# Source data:
#####
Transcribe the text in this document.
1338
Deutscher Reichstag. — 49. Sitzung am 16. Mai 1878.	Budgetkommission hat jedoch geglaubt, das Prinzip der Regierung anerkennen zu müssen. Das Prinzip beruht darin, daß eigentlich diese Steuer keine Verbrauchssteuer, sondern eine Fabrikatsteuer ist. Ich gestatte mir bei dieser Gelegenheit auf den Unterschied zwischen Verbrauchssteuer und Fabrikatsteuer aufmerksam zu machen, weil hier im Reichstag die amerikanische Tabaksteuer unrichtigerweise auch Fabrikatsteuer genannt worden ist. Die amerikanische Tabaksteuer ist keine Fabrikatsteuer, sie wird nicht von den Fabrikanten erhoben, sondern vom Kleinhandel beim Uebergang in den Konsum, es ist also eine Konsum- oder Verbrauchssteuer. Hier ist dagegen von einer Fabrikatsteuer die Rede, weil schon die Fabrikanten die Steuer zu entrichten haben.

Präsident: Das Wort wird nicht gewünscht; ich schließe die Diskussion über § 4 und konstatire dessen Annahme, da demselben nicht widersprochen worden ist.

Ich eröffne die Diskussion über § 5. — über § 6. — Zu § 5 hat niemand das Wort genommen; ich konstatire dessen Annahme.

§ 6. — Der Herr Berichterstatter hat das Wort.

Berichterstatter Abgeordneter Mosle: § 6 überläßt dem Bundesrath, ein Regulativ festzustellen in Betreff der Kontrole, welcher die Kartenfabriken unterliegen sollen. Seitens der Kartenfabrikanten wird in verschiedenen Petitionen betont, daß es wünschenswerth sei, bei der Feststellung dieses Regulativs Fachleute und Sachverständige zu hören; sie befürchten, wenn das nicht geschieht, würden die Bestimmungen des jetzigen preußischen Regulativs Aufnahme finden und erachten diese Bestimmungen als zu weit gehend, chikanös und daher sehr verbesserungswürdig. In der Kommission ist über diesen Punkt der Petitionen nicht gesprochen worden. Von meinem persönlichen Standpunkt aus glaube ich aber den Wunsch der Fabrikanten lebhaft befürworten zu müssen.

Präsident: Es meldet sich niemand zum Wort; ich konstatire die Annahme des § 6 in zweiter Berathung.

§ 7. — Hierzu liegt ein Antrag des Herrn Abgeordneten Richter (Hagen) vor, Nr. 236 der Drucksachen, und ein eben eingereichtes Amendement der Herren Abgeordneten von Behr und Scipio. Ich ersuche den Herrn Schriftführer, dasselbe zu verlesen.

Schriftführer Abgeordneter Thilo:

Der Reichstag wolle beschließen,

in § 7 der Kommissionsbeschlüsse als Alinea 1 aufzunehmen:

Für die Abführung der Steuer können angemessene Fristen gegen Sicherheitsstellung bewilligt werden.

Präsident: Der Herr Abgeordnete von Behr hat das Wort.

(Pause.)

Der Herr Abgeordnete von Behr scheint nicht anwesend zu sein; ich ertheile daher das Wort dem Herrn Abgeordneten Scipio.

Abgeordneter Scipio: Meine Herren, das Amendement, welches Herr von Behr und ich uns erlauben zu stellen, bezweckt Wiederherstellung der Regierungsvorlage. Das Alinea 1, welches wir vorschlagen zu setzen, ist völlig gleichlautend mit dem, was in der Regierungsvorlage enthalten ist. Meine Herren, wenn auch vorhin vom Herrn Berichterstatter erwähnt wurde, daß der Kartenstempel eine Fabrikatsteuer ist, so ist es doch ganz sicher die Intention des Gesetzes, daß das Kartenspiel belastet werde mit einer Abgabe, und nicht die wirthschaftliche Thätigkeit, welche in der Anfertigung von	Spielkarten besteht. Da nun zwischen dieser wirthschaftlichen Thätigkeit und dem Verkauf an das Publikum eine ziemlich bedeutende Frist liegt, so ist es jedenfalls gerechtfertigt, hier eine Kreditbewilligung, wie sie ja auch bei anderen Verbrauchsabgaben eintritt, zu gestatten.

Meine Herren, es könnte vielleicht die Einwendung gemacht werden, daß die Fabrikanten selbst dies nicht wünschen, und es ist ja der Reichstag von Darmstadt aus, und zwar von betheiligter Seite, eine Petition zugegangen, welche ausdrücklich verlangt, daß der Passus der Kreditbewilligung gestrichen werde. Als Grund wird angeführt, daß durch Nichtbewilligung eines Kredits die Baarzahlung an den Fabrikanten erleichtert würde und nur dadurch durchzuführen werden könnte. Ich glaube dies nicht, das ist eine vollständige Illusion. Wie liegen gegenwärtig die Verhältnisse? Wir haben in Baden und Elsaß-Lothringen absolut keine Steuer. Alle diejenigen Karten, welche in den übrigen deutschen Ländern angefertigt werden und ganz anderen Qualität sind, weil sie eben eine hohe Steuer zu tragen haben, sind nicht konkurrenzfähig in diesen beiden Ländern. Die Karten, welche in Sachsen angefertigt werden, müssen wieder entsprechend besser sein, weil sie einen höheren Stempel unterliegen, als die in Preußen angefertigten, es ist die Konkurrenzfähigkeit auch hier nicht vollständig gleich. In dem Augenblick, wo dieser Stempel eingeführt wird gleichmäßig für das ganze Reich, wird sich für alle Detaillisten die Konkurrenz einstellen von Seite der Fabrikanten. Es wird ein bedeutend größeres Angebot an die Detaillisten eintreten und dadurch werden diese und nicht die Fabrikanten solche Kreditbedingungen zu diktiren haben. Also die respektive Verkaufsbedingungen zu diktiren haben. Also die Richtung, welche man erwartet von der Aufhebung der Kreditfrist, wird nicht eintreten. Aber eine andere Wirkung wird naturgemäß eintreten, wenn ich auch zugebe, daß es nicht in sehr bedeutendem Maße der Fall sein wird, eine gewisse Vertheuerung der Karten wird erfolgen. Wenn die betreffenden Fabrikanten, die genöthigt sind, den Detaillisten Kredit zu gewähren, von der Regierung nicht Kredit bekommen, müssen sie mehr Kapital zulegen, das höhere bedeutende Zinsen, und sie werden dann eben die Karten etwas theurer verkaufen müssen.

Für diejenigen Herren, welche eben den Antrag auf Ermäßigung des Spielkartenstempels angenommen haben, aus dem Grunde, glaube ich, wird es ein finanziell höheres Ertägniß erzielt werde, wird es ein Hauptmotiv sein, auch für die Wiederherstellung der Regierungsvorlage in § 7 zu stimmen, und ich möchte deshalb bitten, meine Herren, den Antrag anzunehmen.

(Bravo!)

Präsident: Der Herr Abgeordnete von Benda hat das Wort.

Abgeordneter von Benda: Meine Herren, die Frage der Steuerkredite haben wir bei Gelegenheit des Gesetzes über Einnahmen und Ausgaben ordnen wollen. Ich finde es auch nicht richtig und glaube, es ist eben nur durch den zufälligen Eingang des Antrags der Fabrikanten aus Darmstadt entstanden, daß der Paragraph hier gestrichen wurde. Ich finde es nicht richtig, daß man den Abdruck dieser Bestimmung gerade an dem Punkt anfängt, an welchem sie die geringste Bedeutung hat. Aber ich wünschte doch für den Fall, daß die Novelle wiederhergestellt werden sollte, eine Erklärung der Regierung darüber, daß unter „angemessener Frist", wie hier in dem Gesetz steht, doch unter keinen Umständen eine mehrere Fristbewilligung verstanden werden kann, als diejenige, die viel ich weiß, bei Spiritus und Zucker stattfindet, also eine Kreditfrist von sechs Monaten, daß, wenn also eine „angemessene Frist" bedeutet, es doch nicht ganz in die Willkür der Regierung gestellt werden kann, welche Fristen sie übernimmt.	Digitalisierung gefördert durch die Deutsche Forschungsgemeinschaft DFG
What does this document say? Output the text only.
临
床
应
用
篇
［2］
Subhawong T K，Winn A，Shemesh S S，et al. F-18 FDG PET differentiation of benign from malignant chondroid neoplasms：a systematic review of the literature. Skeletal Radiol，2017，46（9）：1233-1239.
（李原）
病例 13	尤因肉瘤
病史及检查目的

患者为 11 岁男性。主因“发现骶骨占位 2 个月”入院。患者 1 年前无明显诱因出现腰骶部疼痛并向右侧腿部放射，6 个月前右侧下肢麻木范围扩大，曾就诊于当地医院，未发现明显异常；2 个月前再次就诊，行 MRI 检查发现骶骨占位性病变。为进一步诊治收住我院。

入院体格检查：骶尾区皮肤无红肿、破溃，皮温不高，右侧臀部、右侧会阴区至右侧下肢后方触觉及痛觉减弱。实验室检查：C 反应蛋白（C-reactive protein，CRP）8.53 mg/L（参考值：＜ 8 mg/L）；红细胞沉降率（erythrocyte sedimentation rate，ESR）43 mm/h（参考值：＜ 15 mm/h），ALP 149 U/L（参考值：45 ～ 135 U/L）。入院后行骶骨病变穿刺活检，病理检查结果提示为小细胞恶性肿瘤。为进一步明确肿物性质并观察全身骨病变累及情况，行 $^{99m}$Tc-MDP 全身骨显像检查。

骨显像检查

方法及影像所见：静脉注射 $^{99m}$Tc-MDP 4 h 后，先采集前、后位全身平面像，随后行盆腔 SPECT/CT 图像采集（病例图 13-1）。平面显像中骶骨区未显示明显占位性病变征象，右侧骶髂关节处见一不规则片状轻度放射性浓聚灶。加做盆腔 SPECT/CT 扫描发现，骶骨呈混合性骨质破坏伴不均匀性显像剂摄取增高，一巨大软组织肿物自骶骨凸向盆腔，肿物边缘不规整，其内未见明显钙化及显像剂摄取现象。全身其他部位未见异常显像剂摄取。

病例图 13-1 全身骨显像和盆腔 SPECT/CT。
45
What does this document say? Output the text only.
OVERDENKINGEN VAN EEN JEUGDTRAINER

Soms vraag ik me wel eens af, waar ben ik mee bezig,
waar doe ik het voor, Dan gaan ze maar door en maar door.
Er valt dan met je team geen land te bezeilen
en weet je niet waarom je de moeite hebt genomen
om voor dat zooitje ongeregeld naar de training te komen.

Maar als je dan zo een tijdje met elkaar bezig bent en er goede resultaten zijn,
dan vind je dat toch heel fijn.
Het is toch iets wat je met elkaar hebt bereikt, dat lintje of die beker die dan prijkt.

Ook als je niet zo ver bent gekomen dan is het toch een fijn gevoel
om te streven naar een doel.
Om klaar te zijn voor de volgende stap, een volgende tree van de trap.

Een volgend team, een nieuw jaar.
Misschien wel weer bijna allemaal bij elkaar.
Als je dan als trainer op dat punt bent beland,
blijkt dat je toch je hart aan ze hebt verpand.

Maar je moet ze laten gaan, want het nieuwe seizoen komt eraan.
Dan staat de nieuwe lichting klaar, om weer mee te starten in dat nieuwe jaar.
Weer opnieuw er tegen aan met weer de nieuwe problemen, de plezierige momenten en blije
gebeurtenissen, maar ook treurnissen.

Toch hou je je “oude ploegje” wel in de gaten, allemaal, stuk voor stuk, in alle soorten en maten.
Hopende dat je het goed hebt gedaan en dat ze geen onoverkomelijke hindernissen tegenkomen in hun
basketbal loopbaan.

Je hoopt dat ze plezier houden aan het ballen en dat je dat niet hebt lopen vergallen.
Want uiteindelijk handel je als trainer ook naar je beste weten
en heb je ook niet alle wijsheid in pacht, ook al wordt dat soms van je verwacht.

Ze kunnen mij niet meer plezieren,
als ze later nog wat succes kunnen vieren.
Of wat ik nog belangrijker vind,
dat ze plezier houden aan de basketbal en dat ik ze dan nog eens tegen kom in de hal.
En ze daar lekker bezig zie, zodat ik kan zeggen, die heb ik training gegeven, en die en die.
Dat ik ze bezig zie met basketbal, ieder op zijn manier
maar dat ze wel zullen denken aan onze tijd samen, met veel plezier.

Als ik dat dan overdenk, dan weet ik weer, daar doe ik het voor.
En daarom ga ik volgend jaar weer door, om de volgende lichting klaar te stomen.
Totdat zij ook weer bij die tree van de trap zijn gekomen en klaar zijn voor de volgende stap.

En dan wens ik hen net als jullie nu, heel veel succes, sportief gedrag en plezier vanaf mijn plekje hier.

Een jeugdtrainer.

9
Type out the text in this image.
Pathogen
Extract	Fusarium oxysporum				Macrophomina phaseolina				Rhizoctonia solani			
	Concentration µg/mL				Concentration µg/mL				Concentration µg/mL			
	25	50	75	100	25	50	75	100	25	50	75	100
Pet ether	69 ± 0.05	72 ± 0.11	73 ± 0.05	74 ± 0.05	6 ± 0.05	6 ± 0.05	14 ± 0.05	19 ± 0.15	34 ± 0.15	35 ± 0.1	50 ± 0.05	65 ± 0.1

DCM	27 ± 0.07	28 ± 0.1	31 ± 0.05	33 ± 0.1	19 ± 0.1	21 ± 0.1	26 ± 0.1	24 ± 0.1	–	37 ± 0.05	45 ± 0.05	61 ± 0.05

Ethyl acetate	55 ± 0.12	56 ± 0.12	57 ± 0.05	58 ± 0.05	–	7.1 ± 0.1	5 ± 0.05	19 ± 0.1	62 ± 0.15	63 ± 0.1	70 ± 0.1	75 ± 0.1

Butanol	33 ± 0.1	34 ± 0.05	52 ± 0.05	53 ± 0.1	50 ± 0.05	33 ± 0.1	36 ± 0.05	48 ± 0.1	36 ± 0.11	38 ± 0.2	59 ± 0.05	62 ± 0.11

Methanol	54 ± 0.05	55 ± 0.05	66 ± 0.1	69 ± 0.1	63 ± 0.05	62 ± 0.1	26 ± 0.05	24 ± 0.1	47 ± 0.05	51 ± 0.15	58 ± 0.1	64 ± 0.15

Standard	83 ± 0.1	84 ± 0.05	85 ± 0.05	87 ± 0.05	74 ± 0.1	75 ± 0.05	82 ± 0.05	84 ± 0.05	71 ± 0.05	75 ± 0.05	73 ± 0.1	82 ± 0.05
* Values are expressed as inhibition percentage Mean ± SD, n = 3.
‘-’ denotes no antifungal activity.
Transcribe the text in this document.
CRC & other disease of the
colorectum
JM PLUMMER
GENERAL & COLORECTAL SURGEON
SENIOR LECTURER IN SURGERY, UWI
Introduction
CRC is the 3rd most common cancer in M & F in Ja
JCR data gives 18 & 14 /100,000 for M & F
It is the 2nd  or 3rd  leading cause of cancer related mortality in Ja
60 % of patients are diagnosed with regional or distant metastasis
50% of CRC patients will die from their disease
#####
# What the exercise asks:
Each line of the records with the word "elkaar" in it is to be copied.

# Your response:
Maar als je dan zo een tijdje met elkaar bezig bent en er goede resultaten zijn,
Het is toch iets wat je met elkaar hebt bereikt, dat lintje of die beker die dan prijkt.
Misschien wel weer bijna allemaal bij elkaar.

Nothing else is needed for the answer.